### Directive
Return the records that follow, matching each one exactly.

--------------------

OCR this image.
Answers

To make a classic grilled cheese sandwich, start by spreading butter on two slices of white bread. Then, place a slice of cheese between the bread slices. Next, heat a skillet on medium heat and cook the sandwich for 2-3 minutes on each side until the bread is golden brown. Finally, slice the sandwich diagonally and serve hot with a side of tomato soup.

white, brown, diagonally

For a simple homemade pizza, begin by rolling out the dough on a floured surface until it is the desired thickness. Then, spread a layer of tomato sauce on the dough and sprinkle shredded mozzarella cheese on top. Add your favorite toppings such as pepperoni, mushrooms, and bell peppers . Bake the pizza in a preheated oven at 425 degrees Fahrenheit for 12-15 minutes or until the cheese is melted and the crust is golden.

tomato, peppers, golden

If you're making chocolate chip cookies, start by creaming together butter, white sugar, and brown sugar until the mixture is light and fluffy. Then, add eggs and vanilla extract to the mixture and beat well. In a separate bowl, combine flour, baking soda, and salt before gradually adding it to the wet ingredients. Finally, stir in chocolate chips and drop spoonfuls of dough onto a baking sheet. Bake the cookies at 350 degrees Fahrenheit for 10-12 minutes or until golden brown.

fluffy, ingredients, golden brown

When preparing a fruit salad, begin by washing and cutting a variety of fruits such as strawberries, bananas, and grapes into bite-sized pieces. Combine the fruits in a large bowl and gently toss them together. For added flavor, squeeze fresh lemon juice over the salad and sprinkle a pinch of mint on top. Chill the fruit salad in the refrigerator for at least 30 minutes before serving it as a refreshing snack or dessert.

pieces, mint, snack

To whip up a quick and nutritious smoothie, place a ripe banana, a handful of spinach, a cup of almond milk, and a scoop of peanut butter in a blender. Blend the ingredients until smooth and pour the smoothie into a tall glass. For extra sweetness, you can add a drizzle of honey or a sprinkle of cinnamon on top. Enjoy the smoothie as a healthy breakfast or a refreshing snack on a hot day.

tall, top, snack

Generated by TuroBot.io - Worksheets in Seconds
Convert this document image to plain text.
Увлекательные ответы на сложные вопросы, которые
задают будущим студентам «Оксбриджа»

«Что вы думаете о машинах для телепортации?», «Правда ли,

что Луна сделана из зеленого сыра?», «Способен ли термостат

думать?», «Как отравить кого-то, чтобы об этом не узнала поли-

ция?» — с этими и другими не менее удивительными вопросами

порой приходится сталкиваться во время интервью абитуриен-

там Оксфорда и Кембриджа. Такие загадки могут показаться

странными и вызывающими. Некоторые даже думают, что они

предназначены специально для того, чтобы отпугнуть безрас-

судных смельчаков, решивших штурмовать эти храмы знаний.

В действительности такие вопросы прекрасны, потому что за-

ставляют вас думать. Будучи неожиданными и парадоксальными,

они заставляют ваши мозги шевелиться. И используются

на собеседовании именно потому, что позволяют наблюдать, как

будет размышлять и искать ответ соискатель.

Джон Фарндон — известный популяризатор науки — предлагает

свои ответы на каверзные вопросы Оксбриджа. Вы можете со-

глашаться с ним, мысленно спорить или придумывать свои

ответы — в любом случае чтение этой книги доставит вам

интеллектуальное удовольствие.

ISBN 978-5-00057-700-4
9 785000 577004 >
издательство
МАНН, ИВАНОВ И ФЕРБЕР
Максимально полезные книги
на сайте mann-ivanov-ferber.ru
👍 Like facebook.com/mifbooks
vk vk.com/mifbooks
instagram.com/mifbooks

--------------------

### Task solution
OCR this image.
Answers

To make a classic grilled cheese sandwich, start by spreading butter on two slices of white bread. Then, place a slice of cheese between the bread slices. Next, heat a skillet on medium heat and cook the sandwich for 2-3 minutes on each side until the bread is golden brown. Finally, slice the sandwich diagonally and serve hot with a side of tomato soup.

white, brown, diagonally

For a simple homemade pizza, begin by rolling out the dough on a floured surface until it is the desired thickness. Then, spread a layer of tomato sauce on the dough and sprinkle shredded mozzarella cheese on top. Add your favorite toppings such as pepperoni, mushrooms, and bell peppers . Bake the pizza in a preheated oven at 425 degrees Fahrenheit for 12-15 minutes or until the cheese is melted and the crust is golden.

tomato, peppers, golden

If you're making chocolate chip cookies, start by creaming together butter, white sugar, and brown sugar until the mixture is light and fluffy. Then, add eggs and vanilla extract to the mixture and beat well. In a separate bowl, combine flour, baking soda, and salt before gradually adding it to the wet ingredients. Finally, stir in chocolate chips and drop spoonfuls of dough onto a baking sheet. Bake the cookies at 350 degrees Fahrenheit for 10-12 minutes or until golden brown.

fluffy, ingredients, golden brown

When preparing a fruit salad, begin by washing and cutting a variety of fruits such as strawberries, bananas, and grapes into bite-sized pieces. Combine the fruits in a large bowl and gently toss them together. For added flavor, squeeze fresh lemon juice over the salad and sprinkle a pinch of mint on top. Chill the fruit salad in the refrigerator for at least 30 minutes before serving it as a refreshing snack or dessert.

pieces, mint, snack

To whip up a quick and nutritious smoothie, place a ripe banana, a handful of spinach, a cup of almond milk, and a scoop of peanut butter in a blender. Blend the ingredients until smooth and pour the smoothie into a tall glass. For extra sweetness, you can add a drizzle of honey or a sprinkle of cinnamon on top. Enjoy the smoothie as a healthy breakfast or a refreshing snack on a hot day.

tall, top, snack

Generated by TuroBot.io - Worksheets in Seconds
Convert this document image to plain text.
Увлекательные ответы на сложные вопросы, которые
задают будущим студентам «Оксбриджа»

«Что вы думаете о машинах для телепортации?», «Правда ли,

что Луна сделана из зеленого сыра?», «Способен ли термостат

думать?», «Как отравить кого-то, чтобы об этом не узнала поли-

ция?» — с этими и другими не менее удивительными вопросами

порой приходится сталкиваться во время интервью абитуриен-

там Оксфорда и Кембриджа. Такие загадки могут показаться

странными и вызывающими. Некоторые даже думают, что они

предназначены специально для того, чтобы отпугнуть безрас-

судных смельчаков, решивших штурмовать эти храмы знаний.

В действительности такие вопросы прекрасны, потому что за-

ставляют вас думать. Будучи неожиданными и парадоксальными,

они заставляют ваши мозги шевелиться. И используются

на собеседовании именно потому, что позволяют наблюдать, как

будет размышлять и искать ответ соискатель.

Джон Фарндон — известный популяризатор науки — предлагает

свои ответы на каверзные вопросы Оксбриджа. Вы можете со-

глашаться с ним, мысленно спорить или придумывать свои

ответы — в любом случае чтение этой книги доставит вам

интеллектуальное удовольствие.

ISBN 978-5-00057-700-4
9 785000 577004 >
издательство
МАНН, ИВАНОВ И ФЕРБЕР
Максимально полезные книги
на сайте mann-ivanov-ferber.ru
👍 Like facebook.com/mifbooks
vk vk.com/mifbooks
instagram.com/mifbooks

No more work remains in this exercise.